Do this: Gather each line containing the string "инструментов" from these entries.
** START OF Data for the task **
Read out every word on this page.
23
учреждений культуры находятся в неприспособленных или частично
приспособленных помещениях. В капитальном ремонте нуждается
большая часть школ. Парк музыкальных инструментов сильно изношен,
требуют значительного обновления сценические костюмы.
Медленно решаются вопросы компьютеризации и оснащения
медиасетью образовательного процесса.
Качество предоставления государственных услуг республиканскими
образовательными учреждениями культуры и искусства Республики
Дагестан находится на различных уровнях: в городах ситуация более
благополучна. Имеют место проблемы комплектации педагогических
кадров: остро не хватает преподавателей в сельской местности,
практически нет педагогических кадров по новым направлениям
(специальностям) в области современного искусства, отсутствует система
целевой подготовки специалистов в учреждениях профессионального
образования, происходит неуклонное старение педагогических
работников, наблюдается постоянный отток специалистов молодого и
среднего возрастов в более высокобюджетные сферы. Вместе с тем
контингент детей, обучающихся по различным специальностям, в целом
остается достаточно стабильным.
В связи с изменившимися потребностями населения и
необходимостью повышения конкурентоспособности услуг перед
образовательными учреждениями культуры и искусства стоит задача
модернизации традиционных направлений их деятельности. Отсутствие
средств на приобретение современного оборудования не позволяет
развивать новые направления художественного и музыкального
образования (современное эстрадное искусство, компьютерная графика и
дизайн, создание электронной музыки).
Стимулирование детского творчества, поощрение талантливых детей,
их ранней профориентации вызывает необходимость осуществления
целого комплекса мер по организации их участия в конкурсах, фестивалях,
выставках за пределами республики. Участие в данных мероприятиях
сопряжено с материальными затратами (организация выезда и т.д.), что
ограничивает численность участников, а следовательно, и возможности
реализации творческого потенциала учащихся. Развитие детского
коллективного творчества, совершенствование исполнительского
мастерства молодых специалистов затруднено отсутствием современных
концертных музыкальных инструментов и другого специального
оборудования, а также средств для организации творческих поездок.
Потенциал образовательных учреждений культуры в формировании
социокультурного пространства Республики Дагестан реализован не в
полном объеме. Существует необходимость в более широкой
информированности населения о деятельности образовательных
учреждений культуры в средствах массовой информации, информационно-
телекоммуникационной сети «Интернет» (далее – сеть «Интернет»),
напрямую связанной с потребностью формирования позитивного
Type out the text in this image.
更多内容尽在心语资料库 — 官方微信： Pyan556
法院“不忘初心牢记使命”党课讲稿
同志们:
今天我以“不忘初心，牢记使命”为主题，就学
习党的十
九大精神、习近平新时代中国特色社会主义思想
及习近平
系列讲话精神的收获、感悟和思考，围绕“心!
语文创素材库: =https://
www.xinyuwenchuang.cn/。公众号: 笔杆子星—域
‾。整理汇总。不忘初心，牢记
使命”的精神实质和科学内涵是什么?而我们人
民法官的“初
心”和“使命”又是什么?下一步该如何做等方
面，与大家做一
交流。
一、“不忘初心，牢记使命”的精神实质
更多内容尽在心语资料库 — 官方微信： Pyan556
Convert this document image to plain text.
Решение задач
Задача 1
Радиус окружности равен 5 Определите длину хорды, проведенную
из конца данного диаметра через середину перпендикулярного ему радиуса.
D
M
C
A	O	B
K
** END OF Data for the task **
Output of the exercise:
большая часть школ. Парк музыкальных инструментов сильно изношен,
концертных музыкальных инструментов и другого специального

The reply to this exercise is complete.